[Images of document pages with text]
____________
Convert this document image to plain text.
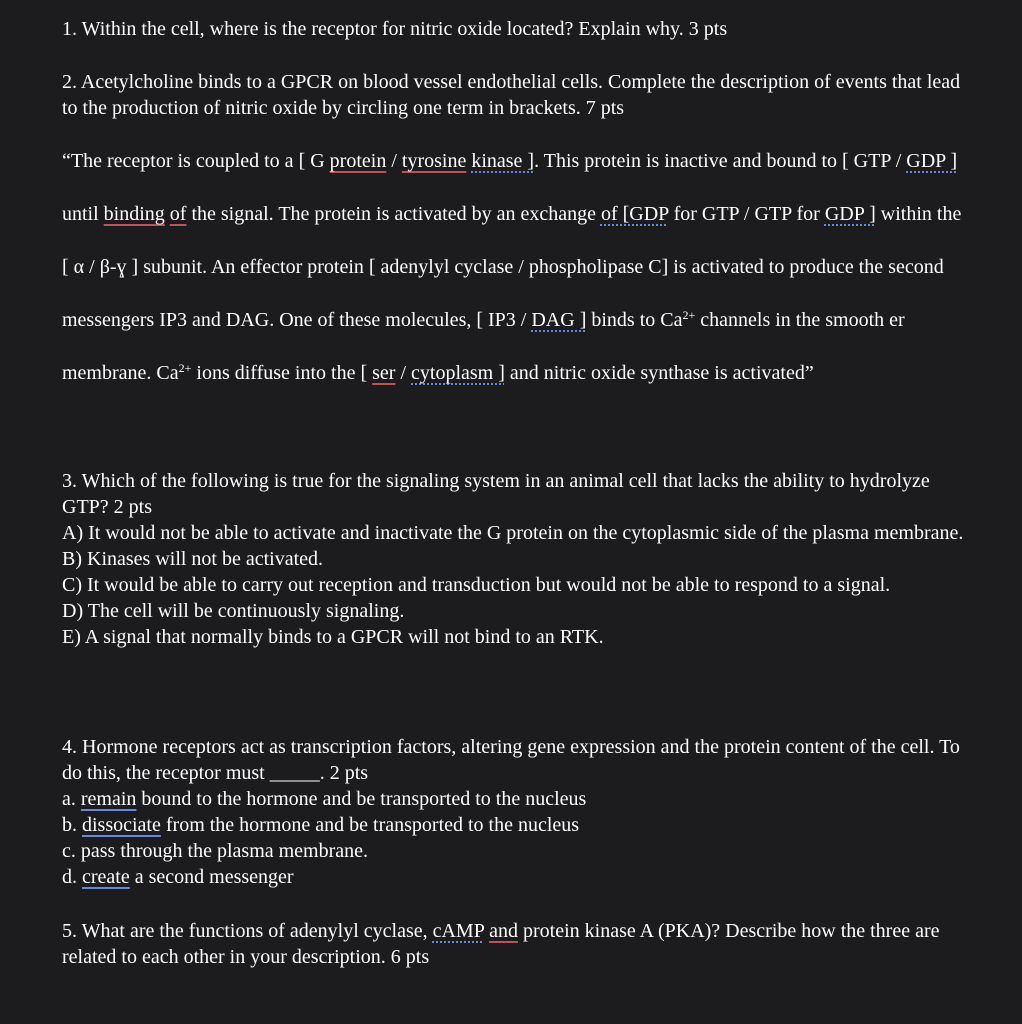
1. Within the cell, where is the receptor for nitric oxide located? Explain why. 3 pts

2. Acetylcholine binds to a GPCR on blood vessel endothelial cells. Complete the description of events that lead to the production of nitric oxide by circling one term in brackets. 7 pts

“The receptor is coupled to a [ G protein / tyrosine kinase ]. This protein is inactive and bound to [ GTP / GDP ] until binding of the signal. The protein is activated by an exchange of [GDP for GTP / GTP for GDP ] within the [ α / β-ɣ ] subunit. An effector protein [ adenylyl cyclase / phospholipase C] is activated to produce the second messengers IP3 and DAG. One of these molecules, [ IP3 / DAG ] binds to $Ca^{2+}$ channels in the smooth er membrane. $Ca^{2+}$ ions diffuse into the [ ser / cytoplasm ] and nitric oxide synthase is activated”

3. Which of the following is true for the signaling system in an animal cell that lacks the ability to hydrolyze GTP? 2 pts
A) It would not be able to activate and inactivate the G protein on the cytoplasmic side of the plasma membrane.
B) Kinases will not be activated.
C) It would be able to carry out reception and transduction but would not be able to respond to a signal.
D) The cell will be continuously signaling.
E) A signal that normally binds to a GPCR will not bind to an RTK.
4. Hormone receptors act as transcription factors, altering gene expression and the protein content of the cell. To do this, the receptor must _____. 2 pts
a. remain bound to the hormone and be transported to the nucleus
b. dissociate from the hormone and be transported to the nucleus
c. pass through the plasma membrane.
d. create a second messenger

5. What are the functions of adenylyl cyclase, cAMP and protein kinase A (PKA)? Describe how the three are related to each other in your description. 6 pts
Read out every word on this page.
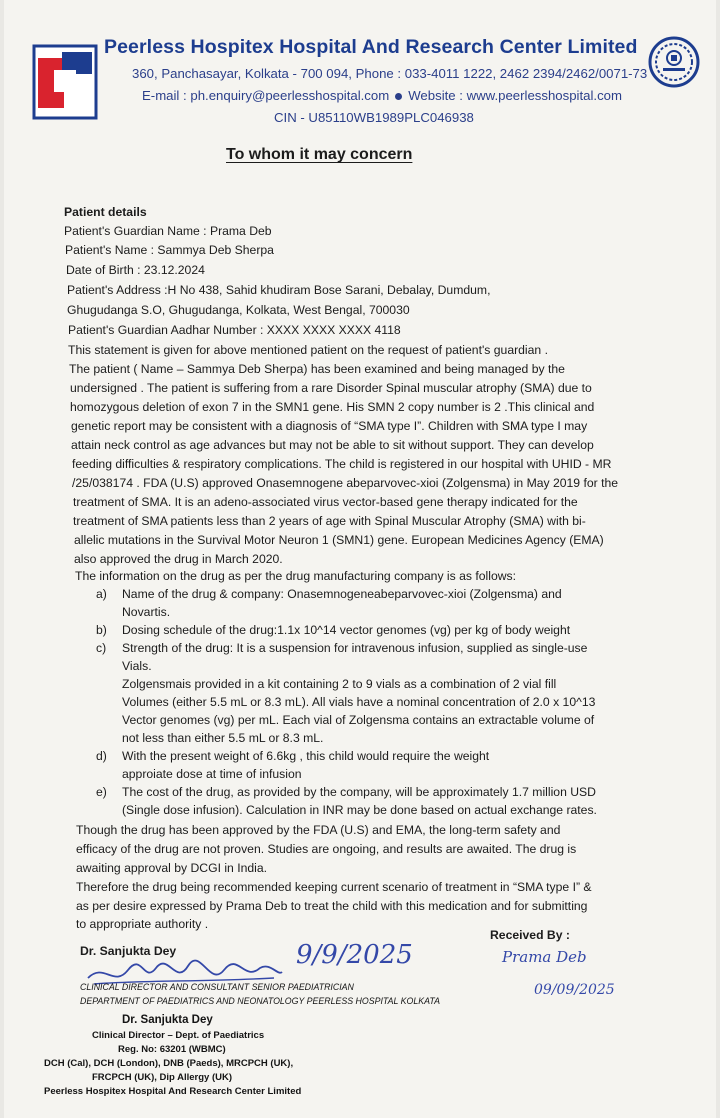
Peerless Hospitex Hospital And Research Center Limited
360, Panchasayar, Kolkata - 700 094, Phone : 033-4011 1222, 2462 2394/2462/0071-73
E-mail : ph.enquiry@peerlesshospital.com Website : www.peerlesshospital.com
CIN - U85110WB1989PLC046938
To whom it may concern
Patient details
Patient's Guardian Name : Prama Deb
Patient's Name : Sammya Deb Sherpa
Date of Birth : 23.12.2024
Patient's Address :H No 438, Sahid khudiram Bose Sarani, Debalay, Dumdum,
Ghugudanga S.O, Ghugudanga, Kolkata, West Bengal, 700030
Patient's Guardian Aadhar Number : XXXX XXXX XXXX 4118
This statement is given for above mentioned patient on the request of patient's guardian .
The patient ( Name – Sammya Deb Sherpa) has been examined and being managed by the
undersigned . The patient is suffering from a rare Disorder Spinal muscular atrophy (SMA) due to
homozygous deletion of exon 7 in the SMN1 gene. His SMN 2 copy number is 2 .This clinical and
genetic report may be consistent with a diagnosis of “SMA type I”. Children with SMA type I may
attain neck control as age advances but may not be able to sit without support. They can develop
feeding difficulties & respiratory complications. The child is registered in our hospital with UHID - MR
/25/038174 . FDA (U.S) approved Onasemnogene abeparvovec-xioi (Zolgensma) in May 2019 for the
treatment of SMA. It is an adeno-associated virus vector-based gene therapy indicated for the
treatment of SMA patients less than 2 years of age with Spinal Muscular Atrophy (SMA) with bi-
allelic mutations in the Survival Motor Neuron 1 (SMN1) gene. European Medicines Agency (EMA)
also approved the drug in March 2020.
The information on the drug as per the drug manufacturing company is as follows:
a) Name of the drug & company: Onasemnogeneabeparvovec-xioi (Zolgensma) and
Novartis.
b) Dosing schedule of the drug:1.1x 10^14 vector genomes (vg) per kg of body weight
c) Strength of the drug: It is a suspension for intravenous infusion, supplied as single-use
Vials.
Zolgensmais provided in a kit containing 2 to 9 vials as a combination of 2 vial fill
Volumes (either 5.5 mL or 8.3 mL). All vials have a nominal concentration of 2.0 x 10^13
Vector genomes (vg) per mL. Each vial of Zolgensma contains an extractable volume of
not less than either 5.5 mL or 8.3 mL.
d) With the present weight of 6.6kg , this child would require the weight
approiate dose at time of infusion
e) The cost of the drug, as provided by the company, will be approximately 1.7 million USD
(Single dose infusion). Calculation in INR may be done based on actual exchange rates.
Though the drug has been approved by the FDA (U.S) and EMA, the long-term safety and
efficacy of the drug are not proven. Studies are ongoing, and results are awaited. The drug is
awaiting approval by DCGI in India.
Therefore the drug being recommended keeping current scenario of treatment in “SMA type I” &
as per desire expressed by Prama Deb to treat the child with this medication and for submitting
to appropriate authority .
Dr. Sanjukta Dey	9/9/2025
CLINICAL DIRECTOR AND CONSULTANT SENIOR PAEDIATRICIAN
DEPARTMENT OF PAEDIATRICS AND NEONATOLOGY PEERLESS HOSPITAL KOLKATA
Received By :
Prama Deb
09/09/2025
Dr. Sanjukta Dey
Clinical Director – Dept. of Paediatrics
Reg. No: 63201 (WBMC)
DCH (Cal), DCH (London), DNB (Paeds), MRCPCH (UK),
FRCPCH (UK), Dip Allergy (UK)
Peerless Hospitex Hospital And Research Center Limited
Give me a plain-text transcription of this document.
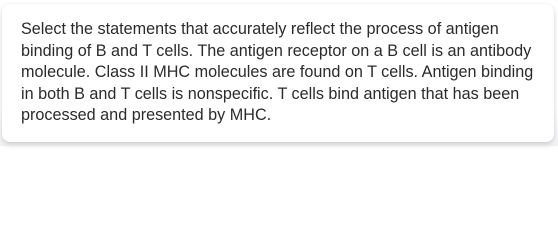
Select the statements that accurately reflect the process of antigen binding of B and T cells. The antigen receptor on a B cell is an antibody molecule. Class II MHC molecules are found on T cells. Antigen binding in both B and T cells is nonspecific. T cells bind antigen that has been processed and presented by MHC.
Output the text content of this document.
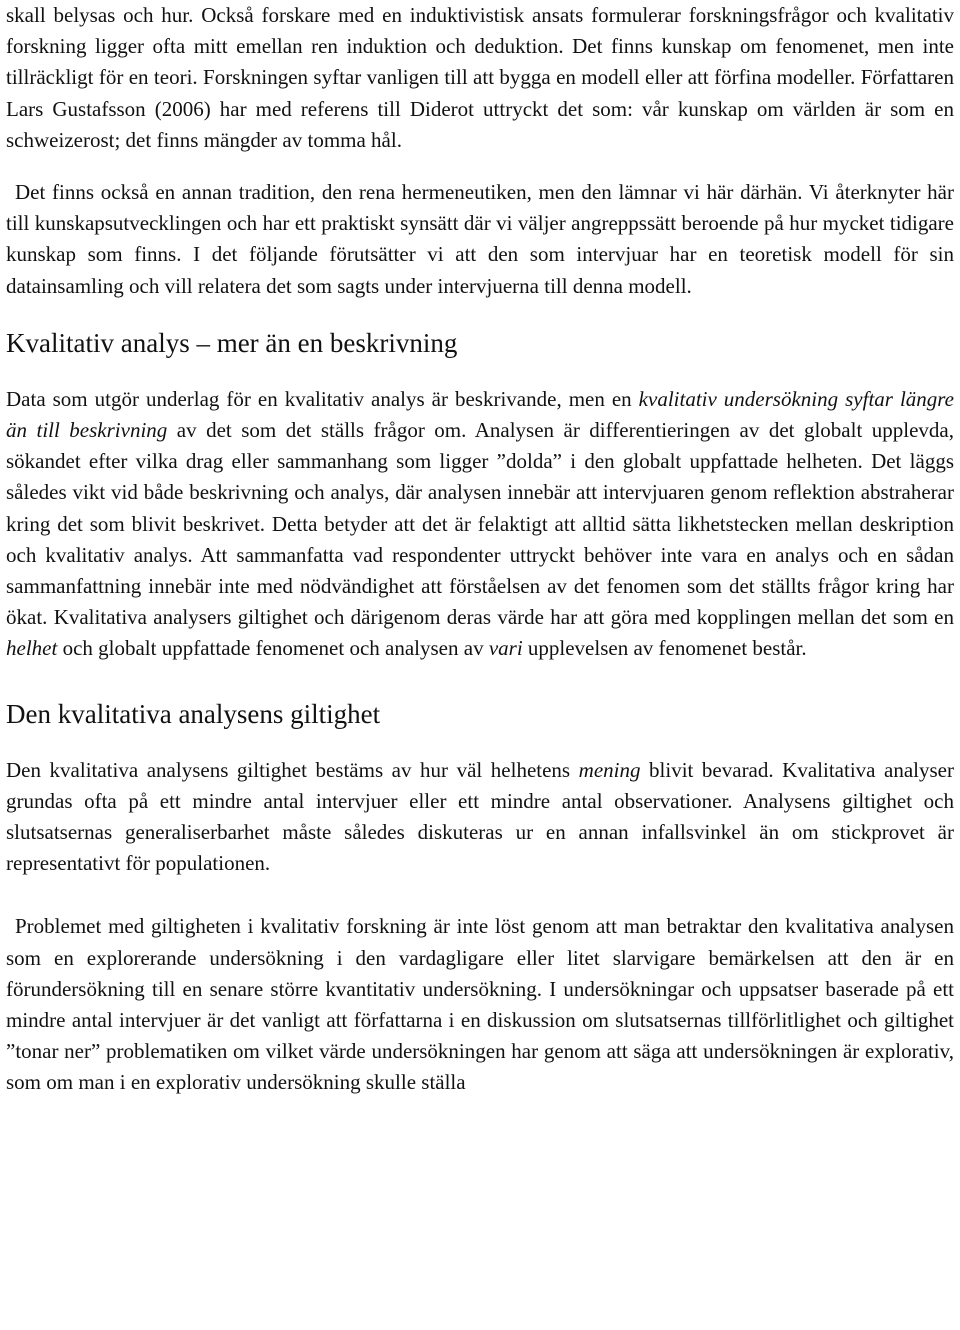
skall belysas och hur. Också forskare med en induktivistisk ansats formulerar forskningsfrågor och kvalitativ forskning ligger ofta mitt emellan ren induktion och deduktion. Det finns kunskap om fenomenet, men inte tillräckligt för en teori. Forskningen syftar vanligen till att bygga en modell eller att förfina modeller. Författaren Lars Gustafsson (2006) har med referens till Diderot uttryckt det som: vår kunskap om världen är som en schweizerost; det finns mängder av tomma hål.

Det finns också en annan tradition, den rena hermeneutiken, men den lämnar vi här därhän. Vi återknyter här till kunskapsutvecklingen och har ett praktiskt synsätt där vi väljer angreppssätt beroende på hur mycket tidigare kunskap som finns. I det följande förutsätter vi att den som intervjuar har en teoretisk modell för sin datainsamling och vill relatera det som sagts under intervjuerna till denna modell.

Kvalitativ analys – mer än en beskrivning

Data som utgör underlag för en kvalitativ analys är beskrivande, men en kvalitativ undersökning syftar längre än till beskrivning av det som det ställs frågor om. Analysen är differentieringen av det globalt upplevda, sökandet efter vilka drag eller sammanhang som ligger ”dolda” i den globalt uppfattade helheten. Det läggs således vikt vid både beskrivning och analys, där analysen innebär att intervjuaren genom reflektion abstraherar kring det som blivit beskrivet. Detta betyder att det är felaktigt att alltid sätta likhetstecken mellan deskription och kvalitativ analys. Att sammanfatta vad respondenter uttryckt behöver inte vara en analys och en sådan sammanfattning innebär inte med nödvändighet att förståelsen av det fenomen som det ställts frågor kring har ökat. Kvalitativa analysers giltighet och därigenom deras värde har att göra med kopplingen mellan det som en helhet och globalt uppfattade fenomenet och analysen av vari upplevelsen av fenomenet består.

Den kvalitativa analysens giltighet

Den kvalitativa analysens giltighet bestäms av hur väl helhetens mening blivit bevarad. Kvalitativa analyser grundas ofta på ett mindre antal intervjuer eller ett mindre antal observationer. Analysens giltighet och slutsatsernas generaliserbarhet måste således diskuteras ur en annan infallsvinkel än om stickprovet är representativt för populationen.

Problemet med giltigheten i kvalitativ forskning är inte löst genom att man betraktar den kvalitativa analysen som en explorerande undersökning i den vardagligare eller litet slarvigare bemärkelsen att den är en förundersökning till en senare större kvantitativ undersökning. I undersökningar och uppsatser baserade på ett mindre antal intervjuer är det vanligt att författarna i en diskussion om slutsatsernas tillförlitlighet och giltighet ”tonar ner” problematiken om vilket värde undersökningen har genom att säga att undersökningen är explorativ, som om man i en explorativ undersökning skulle ställa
____________
TASK REQUIREMENTS — Could you return each entry word for word, with the images omitted?

SOLUTION TO THIS PROBLEM —
Convert this document image to plain text.
1. Within the cell, where is the receptor for nitric oxide located? Explain why. 3 pts

2. Acetylcholine binds to a GPCR on blood vessel endothelial cells. Complete the description of events that lead to the production of nitric oxide by circling one term in brackets. 7 pts

“The receptor is coupled to a [ G protein / tyrosine kinase ]. This protein is inactive and bound to [ GTP / GDP ] until binding of the signal. The protein is activated by an exchange of [GDP for GTP / GTP for GDP ] within the [ α / β-ɣ ] subunit. An effector protein [ adenylyl cyclase / phospholipase C] is activated to produce the second messengers IP3 and DAG. One of these molecules, [ IP3 / DAG ] binds to $Ca^{2+}$ channels in the smooth er membrane. $Ca^{2+}$ ions diffuse into the [ ser / cytoplasm ] and nitric oxide synthase is activated”

3. Which of the following is true for the signaling system in an animal cell that lacks the ability to hydrolyze GTP? 2 pts
A) It would not be able to activate and inactivate the G protein on the cytoplasmic side of the plasma membrane.
B) Kinases will not be activated.
C) It would be able to carry out reception and transduction but would not be able to respond to a signal.
D) The cell will be continuously signaling.
E) A signal that normally binds to a GPCR will not bind to an RTK.
4. Hormone receptors act as transcription factors, altering gene expression and the protein content of the cell. To do this, the receptor must _____. 2 pts
a. remain bound to the hormone and be transported to the nucleus
b. dissociate from the hormone and be transported to the nucleus
c. pass through the plasma membrane.
d. create a second messenger

5. What are the functions of adenylyl cyclase, cAMP and protein kinase A (PKA)? Describe how the three are related to each other in your description. 6 pts
Read out every word on this page.
Peerless Hospitex Hospital And Research Center Limited
360, Panchasayar, Kolkata - 700 094, Phone : 033-4011 1222, 2462 2394/2462/0071-73
E-mail : ph.enquiry@peerlesshospital.com Website : www.peerlesshospital.com
CIN - U85110WB1989PLC046938
To whom it may concern
Patient details
Patient's Guardian Name : Prama Deb
Patient's Name : Sammya Deb Sherpa
Date of Birth : 23.12.2024
Patient's Address :H No 438, Sahid khudiram Bose Sarani, Debalay, Dumdum,
Ghugudanga S.O, Ghugudanga, Kolkata, West Bengal, 700030
Patient's Guardian Aadhar Number : XXXX XXXX XXXX 4118
This statement is given for above mentioned patient on the request of patient's guardian .
The patient ( Name – Sammya Deb Sherpa) has been examined and being managed by the
undersigned . The patient is suffering from a rare Disorder Spinal muscular atrophy (SMA) due to
homozygous deletion of exon 7 in the SMN1 gene. His SMN 2 copy number is 2 .This clinical and
genetic report may be consistent with a diagnosis of “SMA type I”. Children with SMA type I may
attain neck control as age advances but may not be able to sit without support. They can develop
feeding difficulties & respiratory complications. The child is registered in our hospital with UHID - MR
/25/038174 . FDA (U.S) approved Onasemnogene abeparvovec-xioi (Zolgensma) in May 2019 for the
treatment of SMA. It is an adeno-associated virus vector-based gene therapy indicated for the
treatment of SMA patients less than 2 years of age with Spinal Muscular Atrophy (SMA) with bi-
allelic mutations in the Survival Motor Neuron 1 (SMN1) gene. European Medicines Agency (EMA)
also approved the drug in March 2020.
The information on the drug as per the drug manufacturing company is as follows:
a) Name of the drug & company: Onasemnogeneabeparvovec-xioi (Zolgensma) and
Novartis.
b) Dosing schedule of the drug:1.1x 10^14 vector genomes (vg) per kg of body weight
c) Strength of the drug: It is a suspension for intravenous infusion, supplied as single-use
Vials.
Zolgensmais provided in a kit containing 2 to 9 vials as a combination of 2 vial fill
Volumes (either 5.5 mL or 8.3 mL). All vials have a nominal concentration of 2.0 x 10^13
Vector genomes (vg) per mL. Each vial of Zolgensma contains an extractable volume of
not less than either 5.5 mL or 8.3 mL.
d) With the present weight of 6.6kg , this child would require the weight
approiate dose at time of infusion
e) The cost of the drug, as provided by the company, will be approximately 1.7 million USD
(Single dose infusion). Calculation in INR may be done based on actual exchange rates.
Though the drug has been approved by the FDA (U.S) and EMA, the long-term safety and
efficacy of the drug are not proven. Studies are ongoing, and results are awaited. The drug is
awaiting approval by DCGI in India.
Therefore the drug being recommended keeping current scenario of treatment in “SMA type I” &
as per desire expressed by Prama Deb to treat the child with this medication and for submitting
to appropriate authority .
Dr. Sanjukta Dey	9/9/2025
CLINICAL DIRECTOR AND CONSULTANT SENIOR PAEDIATRICIAN
DEPARTMENT OF PAEDIATRICS AND NEONATOLOGY PEERLESS HOSPITAL KOLKATA
Received By :
Prama Deb
09/09/2025
Dr. Sanjukta Dey
Clinical Director – Dept. of Paediatrics
Reg. No: 63201 (WBMC)
DCH (Cal), DCH (London), DNB (Paeds), MRCPCH (UK),
FRCPCH (UK), Dip Allergy (UK)
Peerless Hospitex Hospital And Research Center Limited
Give me a plain-text transcription of this document.
Select the statements that accurately reflect the process of antigen binding of B and T cells. The antigen receptor on a B cell is an antibody molecule. Class II MHC molecules are found on T cells. Antigen binding in both B and T cells is nonspecific. T cells bind antigen that has been processed and presented by MHC.
Output the text content of this document.
skall belysas och hur. Också forskare med en induktivistisk ansats formulerar forskningsfrågor och kvalitativ forskning ligger ofta mitt emellan ren induktion och deduktion. Det finns kunskap om fenomenet, men inte tillräckligt för en teori. Forskningen syftar vanligen till att bygga en modell eller att förfina modeller. Författaren Lars Gustafsson (2006) har med referens till Diderot uttryckt det som: vår kunskap om världen är som en schweizerost; det finns mängder av tomma hål.

Det finns också en annan tradition, den rena hermeneutiken, men den lämnar vi här därhän. Vi återknyter här till kunskapsutvecklingen och har ett praktiskt synsätt där vi väljer angreppssätt beroende på hur mycket tidigare kunskap som finns. I det följande förutsätter vi att den som intervjuar har en teoretisk modell för sin datainsamling och vill relatera det som sagts under intervjuerna till denna modell.

Kvalitativ analys – mer än en beskrivning

Data som utgör underlag för en kvalitativ analys är beskrivande, men en kvalitativ undersökning syftar längre än till beskrivning av det som det ställs frågor om. Analysen är differentieringen av det globalt upplevda, sökandet efter vilka drag eller sammanhang som ligger ”dolda” i den globalt uppfattade helheten. Det läggs således vikt vid både beskrivning och analys, där analysen innebär att intervjuaren genom reflektion abstraherar kring det som blivit beskrivet. Detta betyder att det är felaktigt att alltid sätta likhetstecken mellan deskription och kvalitativ analys. Att sammanfatta vad respondenter uttryckt behöver inte vara en analys och en sådan sammanfattning innebär inte med nödvändighet att förståelsen av det fenomen som det ställts frågor kring har ökat. Kvalitativa analysers giltighet och därigenom deras värde har att göra med kopplingen mellan det som en helhet och globalt uppfattade fenomenet och analysen av vari upplevelsen av fenomenet består.

Den kvalitativa analysens giltighet

Den kvalitativa analysens giltighet bestäms av hur väl helhetens mening blivit bevarad. Kvalitativa analyser grundas ofta på ett mindre antal intervjuer eller ett mindre antal observationer. Analysens giltighet och slutsatsernas generaliserbarhet måste således diskuteras ur en annan infallsvinkel än om stickprovet är representativt för populationen.

Problemet med giltigheten i kvalitativ forskning är inte löst genom att man betraktar den kvalitativa analysen som en explorerande undersökning i den vardagligare eller litet slarvigare bemärkelsen att den är en förundersökning till en senare större kvantitativ undersökning. I undersökningar och uppsatser baserade på ett mindre antal intervjuer är det vanligt att författarna i en diskussion om slutsatsernas tillförlitlighet och giltighet ”tonar ner” problematiken om vilket värde undersökningen har genom att säga att undersökningen är explorativ, som om man i en explorativ undersökning skulle ställa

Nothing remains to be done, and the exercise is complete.